Set problem: Tell how many lines in the data below include the word "bisects". The answer is the number only.

Listed records:
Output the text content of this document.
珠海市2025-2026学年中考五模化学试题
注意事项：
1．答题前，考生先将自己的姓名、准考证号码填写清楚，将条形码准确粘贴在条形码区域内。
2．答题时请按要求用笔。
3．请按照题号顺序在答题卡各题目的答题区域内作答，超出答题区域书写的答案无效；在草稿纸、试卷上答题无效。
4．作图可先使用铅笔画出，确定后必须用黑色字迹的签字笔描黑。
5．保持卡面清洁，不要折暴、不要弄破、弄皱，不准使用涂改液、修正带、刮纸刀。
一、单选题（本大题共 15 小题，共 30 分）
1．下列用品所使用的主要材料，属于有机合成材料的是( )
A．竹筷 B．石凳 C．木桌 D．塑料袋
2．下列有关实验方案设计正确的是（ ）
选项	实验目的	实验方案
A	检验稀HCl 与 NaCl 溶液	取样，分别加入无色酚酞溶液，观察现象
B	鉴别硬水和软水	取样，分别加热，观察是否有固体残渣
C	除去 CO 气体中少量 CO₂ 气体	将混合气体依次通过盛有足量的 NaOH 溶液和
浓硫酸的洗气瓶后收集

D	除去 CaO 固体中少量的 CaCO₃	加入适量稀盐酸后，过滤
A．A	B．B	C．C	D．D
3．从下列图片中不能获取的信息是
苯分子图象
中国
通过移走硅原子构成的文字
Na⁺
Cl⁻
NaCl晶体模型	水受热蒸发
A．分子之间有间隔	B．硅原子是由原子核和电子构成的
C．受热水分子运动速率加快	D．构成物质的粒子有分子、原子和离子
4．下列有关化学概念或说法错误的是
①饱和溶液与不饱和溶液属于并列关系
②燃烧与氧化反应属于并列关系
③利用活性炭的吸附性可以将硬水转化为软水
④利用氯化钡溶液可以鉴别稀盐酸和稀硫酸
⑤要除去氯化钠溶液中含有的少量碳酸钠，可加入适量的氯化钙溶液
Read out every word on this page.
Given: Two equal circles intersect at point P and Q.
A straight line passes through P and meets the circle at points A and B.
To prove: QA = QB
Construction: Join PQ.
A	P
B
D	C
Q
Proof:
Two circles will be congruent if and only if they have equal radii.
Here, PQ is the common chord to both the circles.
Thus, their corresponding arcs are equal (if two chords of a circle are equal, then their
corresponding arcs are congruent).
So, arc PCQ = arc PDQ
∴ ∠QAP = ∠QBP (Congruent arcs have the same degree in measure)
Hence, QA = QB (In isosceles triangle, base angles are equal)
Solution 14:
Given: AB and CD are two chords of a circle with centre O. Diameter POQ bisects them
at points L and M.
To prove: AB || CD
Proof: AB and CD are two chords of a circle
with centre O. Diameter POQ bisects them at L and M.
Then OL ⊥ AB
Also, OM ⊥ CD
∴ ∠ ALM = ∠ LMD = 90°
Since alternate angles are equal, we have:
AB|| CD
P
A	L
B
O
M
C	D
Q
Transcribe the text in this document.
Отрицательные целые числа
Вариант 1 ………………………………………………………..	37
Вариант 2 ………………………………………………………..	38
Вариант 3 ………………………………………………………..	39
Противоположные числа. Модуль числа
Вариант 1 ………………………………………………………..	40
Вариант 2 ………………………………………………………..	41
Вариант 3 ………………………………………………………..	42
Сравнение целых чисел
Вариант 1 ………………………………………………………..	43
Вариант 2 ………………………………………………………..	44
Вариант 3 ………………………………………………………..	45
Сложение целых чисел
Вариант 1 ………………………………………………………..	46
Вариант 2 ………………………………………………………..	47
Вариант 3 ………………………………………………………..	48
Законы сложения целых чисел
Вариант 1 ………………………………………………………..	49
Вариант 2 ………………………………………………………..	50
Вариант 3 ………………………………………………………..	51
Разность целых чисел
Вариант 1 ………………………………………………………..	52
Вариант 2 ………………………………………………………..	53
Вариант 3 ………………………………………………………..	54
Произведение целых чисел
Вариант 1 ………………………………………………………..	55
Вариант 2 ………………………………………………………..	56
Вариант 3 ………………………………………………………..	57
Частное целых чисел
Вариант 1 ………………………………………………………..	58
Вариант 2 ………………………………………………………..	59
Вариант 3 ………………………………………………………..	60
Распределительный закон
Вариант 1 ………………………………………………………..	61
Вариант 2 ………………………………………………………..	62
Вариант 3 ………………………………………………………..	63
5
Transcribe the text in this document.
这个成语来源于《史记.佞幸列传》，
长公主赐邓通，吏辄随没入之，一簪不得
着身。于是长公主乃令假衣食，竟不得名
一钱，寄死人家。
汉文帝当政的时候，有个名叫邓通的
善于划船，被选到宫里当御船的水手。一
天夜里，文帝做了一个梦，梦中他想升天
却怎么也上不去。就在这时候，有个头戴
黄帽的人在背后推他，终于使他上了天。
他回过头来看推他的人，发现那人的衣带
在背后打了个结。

Solution for this problem: 2